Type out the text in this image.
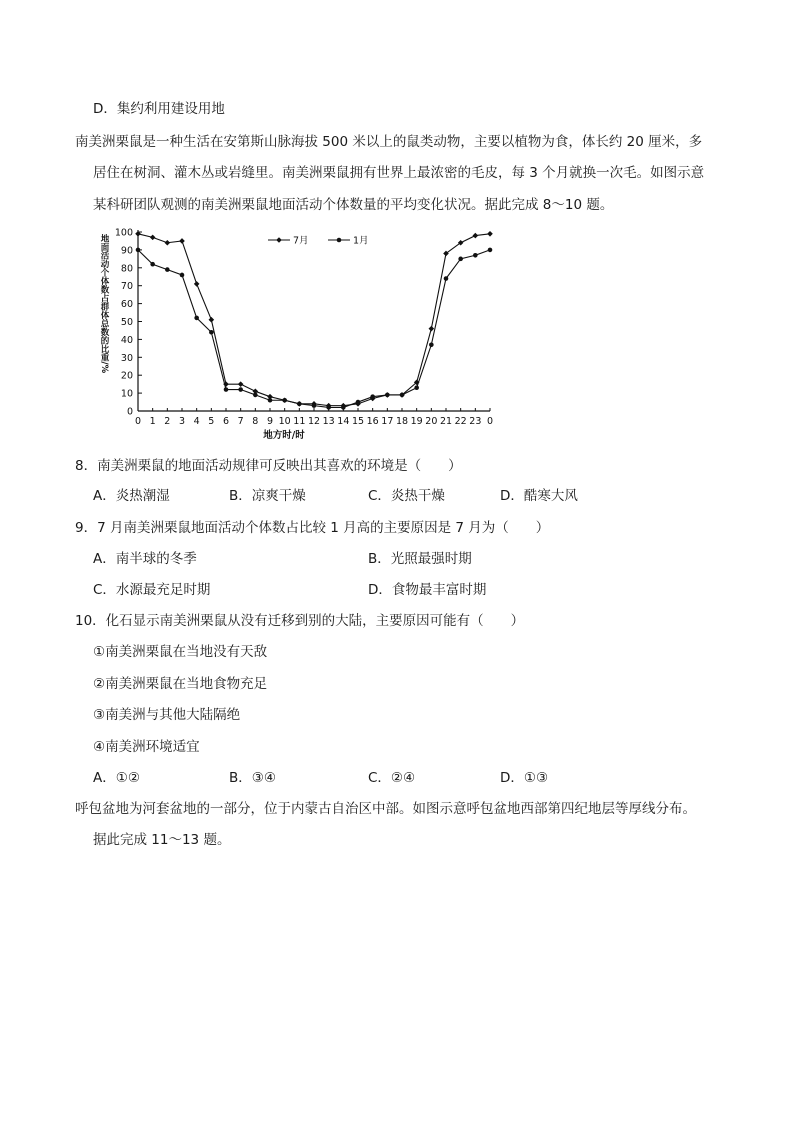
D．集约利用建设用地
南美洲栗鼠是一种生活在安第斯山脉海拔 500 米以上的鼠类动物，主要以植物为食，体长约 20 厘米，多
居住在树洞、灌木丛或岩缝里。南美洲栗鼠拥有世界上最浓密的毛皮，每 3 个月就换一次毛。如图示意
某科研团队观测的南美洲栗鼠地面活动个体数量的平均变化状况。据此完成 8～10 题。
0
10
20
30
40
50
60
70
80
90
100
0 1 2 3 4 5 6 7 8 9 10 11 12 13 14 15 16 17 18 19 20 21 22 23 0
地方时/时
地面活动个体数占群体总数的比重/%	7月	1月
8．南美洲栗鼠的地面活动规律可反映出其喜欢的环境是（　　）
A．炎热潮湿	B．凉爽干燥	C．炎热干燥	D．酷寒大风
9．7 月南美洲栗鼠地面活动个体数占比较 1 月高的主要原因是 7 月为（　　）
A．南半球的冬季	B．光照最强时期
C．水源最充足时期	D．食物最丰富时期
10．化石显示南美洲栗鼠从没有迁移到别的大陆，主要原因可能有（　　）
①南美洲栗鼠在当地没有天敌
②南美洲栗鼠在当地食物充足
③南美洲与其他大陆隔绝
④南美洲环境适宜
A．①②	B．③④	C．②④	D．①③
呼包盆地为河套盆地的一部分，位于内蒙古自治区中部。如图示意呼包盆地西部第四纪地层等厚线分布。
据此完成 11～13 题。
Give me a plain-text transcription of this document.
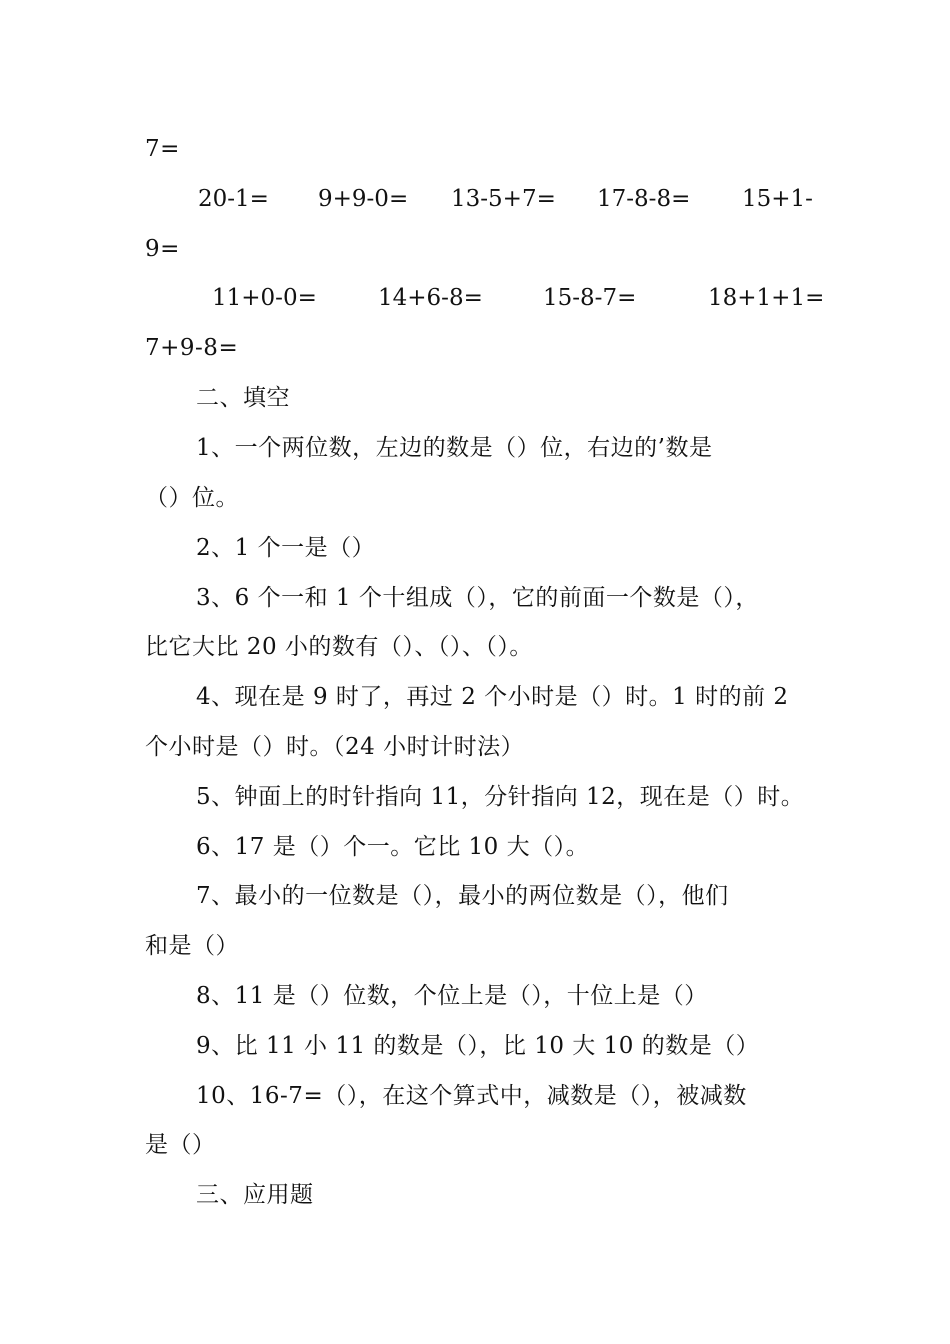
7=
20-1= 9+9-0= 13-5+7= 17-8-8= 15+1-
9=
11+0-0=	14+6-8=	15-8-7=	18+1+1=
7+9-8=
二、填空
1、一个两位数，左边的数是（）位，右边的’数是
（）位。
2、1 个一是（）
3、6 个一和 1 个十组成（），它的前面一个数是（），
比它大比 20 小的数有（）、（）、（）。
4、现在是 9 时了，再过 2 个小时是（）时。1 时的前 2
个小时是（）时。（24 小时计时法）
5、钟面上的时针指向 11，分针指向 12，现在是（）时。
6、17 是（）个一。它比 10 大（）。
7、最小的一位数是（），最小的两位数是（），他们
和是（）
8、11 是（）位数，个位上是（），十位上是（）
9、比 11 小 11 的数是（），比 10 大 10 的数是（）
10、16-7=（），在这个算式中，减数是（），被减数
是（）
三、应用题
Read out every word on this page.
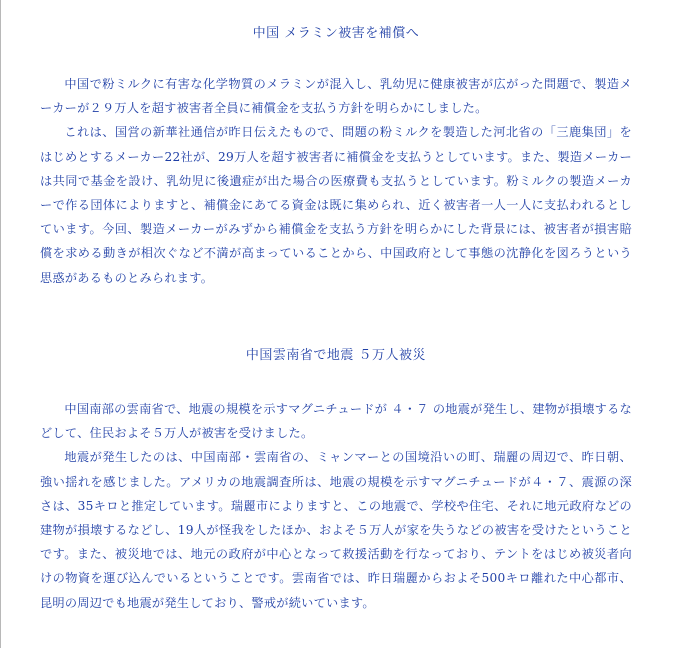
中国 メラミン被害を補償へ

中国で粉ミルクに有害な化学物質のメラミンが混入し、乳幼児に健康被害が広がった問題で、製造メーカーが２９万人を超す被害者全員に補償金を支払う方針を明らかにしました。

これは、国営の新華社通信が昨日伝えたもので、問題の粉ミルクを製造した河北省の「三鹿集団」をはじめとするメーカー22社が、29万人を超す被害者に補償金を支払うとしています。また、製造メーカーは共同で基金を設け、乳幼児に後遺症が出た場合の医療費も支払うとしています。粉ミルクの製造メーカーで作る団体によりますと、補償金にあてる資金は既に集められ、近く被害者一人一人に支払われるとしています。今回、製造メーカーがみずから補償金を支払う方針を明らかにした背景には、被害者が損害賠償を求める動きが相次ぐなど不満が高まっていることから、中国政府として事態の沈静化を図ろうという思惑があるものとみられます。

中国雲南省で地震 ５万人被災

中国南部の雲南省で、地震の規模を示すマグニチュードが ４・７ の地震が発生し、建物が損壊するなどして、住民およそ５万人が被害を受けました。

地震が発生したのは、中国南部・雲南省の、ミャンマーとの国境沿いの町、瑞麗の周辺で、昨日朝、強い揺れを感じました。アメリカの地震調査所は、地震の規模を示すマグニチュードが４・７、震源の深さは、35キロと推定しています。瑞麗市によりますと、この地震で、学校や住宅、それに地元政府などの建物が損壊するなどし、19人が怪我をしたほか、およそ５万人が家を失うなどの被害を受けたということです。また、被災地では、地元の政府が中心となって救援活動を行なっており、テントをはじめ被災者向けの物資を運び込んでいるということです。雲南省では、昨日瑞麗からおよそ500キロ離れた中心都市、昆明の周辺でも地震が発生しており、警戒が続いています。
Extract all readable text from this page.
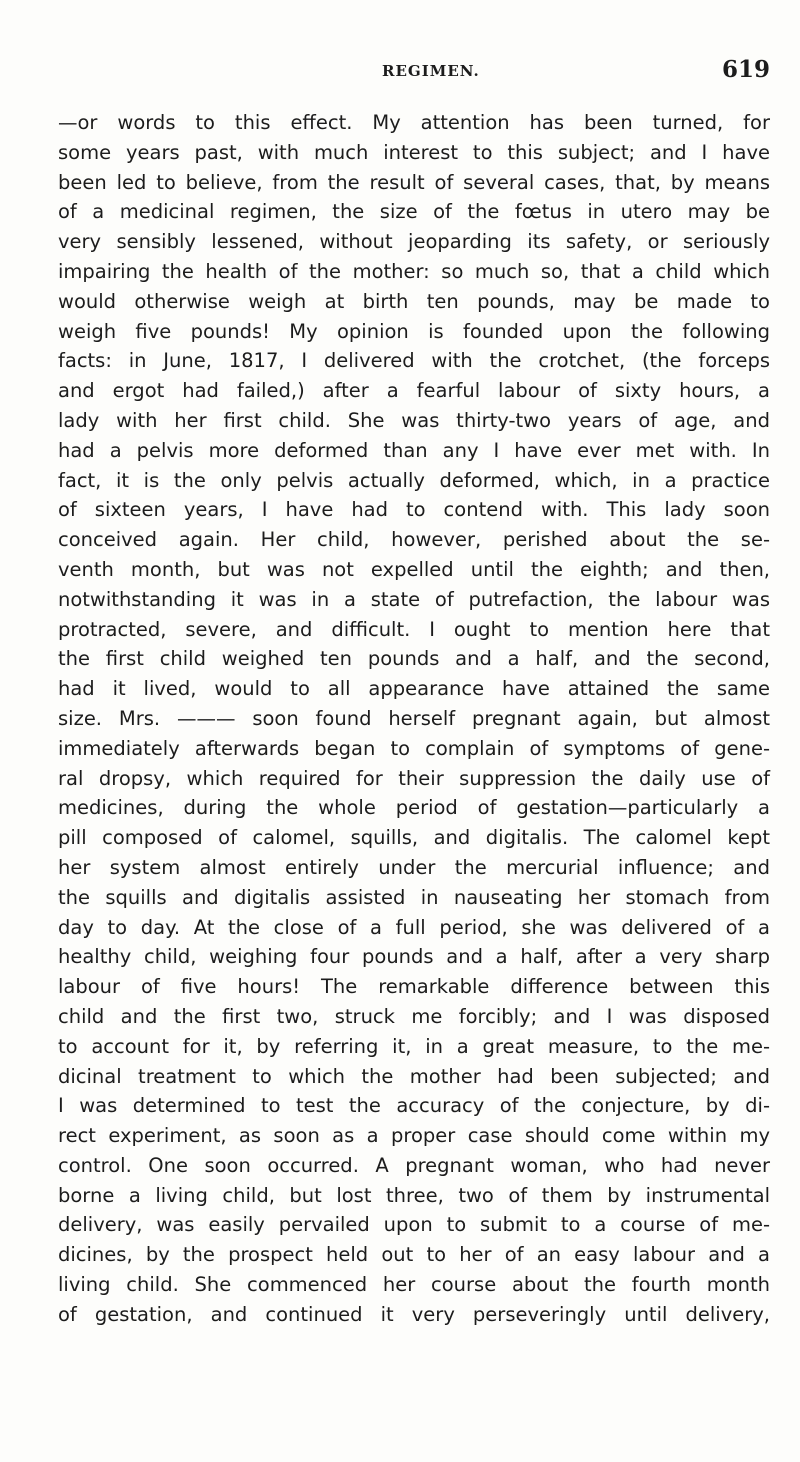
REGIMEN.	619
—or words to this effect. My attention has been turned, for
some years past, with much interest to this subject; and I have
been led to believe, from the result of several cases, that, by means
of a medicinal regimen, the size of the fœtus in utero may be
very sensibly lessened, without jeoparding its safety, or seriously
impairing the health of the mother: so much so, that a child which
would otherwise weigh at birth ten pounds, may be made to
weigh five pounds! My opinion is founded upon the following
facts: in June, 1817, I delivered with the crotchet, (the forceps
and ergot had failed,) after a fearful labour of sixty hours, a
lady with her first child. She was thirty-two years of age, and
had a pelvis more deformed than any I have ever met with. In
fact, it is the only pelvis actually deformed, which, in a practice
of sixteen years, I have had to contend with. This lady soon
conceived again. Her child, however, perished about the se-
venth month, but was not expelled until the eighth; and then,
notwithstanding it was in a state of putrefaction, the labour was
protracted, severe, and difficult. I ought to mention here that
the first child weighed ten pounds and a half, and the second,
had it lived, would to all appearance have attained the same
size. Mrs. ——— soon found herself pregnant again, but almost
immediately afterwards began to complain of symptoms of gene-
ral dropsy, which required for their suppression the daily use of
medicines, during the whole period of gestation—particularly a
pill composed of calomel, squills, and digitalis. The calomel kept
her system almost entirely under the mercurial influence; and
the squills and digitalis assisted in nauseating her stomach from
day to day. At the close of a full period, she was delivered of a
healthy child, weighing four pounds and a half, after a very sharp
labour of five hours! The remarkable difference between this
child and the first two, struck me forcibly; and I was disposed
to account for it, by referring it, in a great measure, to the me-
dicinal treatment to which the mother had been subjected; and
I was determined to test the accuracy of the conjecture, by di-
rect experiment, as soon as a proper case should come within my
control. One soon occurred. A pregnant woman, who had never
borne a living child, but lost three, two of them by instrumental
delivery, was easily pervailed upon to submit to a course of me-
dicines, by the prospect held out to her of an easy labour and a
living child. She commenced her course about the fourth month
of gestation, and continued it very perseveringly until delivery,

### EXERCISE:
Look for "first" and pull out every line that has it.

### RESPONSE:
lady with her first child. She was thirty-two years of age, and
the first child weighed ten pounds and a half, and the second,
child and the first two, struck me forcibly; and I was disposed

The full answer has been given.